** WHAT NEEDS TO BE DONE **
Give every entry again, word for word.

(Saved entries)
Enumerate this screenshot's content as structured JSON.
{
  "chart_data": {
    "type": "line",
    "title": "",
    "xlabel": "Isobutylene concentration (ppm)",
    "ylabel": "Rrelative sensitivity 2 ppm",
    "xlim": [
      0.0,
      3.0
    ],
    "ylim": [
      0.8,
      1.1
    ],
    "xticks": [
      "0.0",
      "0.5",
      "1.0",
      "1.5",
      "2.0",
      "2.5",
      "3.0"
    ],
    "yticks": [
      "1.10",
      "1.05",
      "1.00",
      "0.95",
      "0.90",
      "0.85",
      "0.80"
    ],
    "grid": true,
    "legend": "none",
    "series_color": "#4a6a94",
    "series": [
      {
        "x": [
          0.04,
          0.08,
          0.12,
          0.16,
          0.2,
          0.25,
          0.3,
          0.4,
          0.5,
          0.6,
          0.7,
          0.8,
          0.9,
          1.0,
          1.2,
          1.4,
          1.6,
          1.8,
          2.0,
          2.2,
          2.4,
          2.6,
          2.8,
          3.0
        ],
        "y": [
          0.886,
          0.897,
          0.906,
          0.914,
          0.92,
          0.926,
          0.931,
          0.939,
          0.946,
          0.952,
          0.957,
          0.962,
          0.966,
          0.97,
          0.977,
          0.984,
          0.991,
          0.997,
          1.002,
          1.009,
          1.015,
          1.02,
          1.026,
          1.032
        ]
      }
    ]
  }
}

** CORRECT RESPONSE **
Enumerate this screenshot's content as structured JSON.
{
  "chart_data": {
    "type": "line",
    "title": "",
    "xlabel": "Isobutylene concentration (ppm)",
    "ylabel": "Rrelative sensitivity 2 ppm",
    "xlim": [
      0.0,
      3.0
    ],
    "ylim": [
      0.8,
      1.1
    ],
    "xticks": [
      "0.0",
      "0.5",
      "1.0",
      "1.5",
      "2.0",
      "2.5",
      "3.0"
    ],
    "yticks": [
      "1.10",
      "1.05",
      "1.00",
      "0.95",
      "0.90",
      "0.85",
      "0.80"
    ],
    "grid": true,
    "legend": "none",
    "series_color": "#4a6a94",
    "series": [
      {
        "x": [
          0.04,
          0.08,
          0.12,
          0.16,
          0.2,
          0.25,
          0.3,
          0.4,
          0.5,
          0.6,
          0.7,
          0.8,
          0.9,
          1.0,
          1.2,
          1.4,
          1.6,
          1.8,
          2.0,
          2.2,
          2.4,
          2.6,
          2.8,
          3.0
        ],
        "y": [
          0.886,
          0.897,
          0.906,
          0.914,
          0.92,
          0.926,
          0.931,
          0.939,
          0.946,
          0.952,
          0.957,
          0.962,
          0.966,
          0.97,
          0.977,
          0.984,
          0.991,
          0.997,
          1.002,
          1.009,
          1.015,
          1.02,
          1.026,
          1.032
        ]
      }
    ]
  }
}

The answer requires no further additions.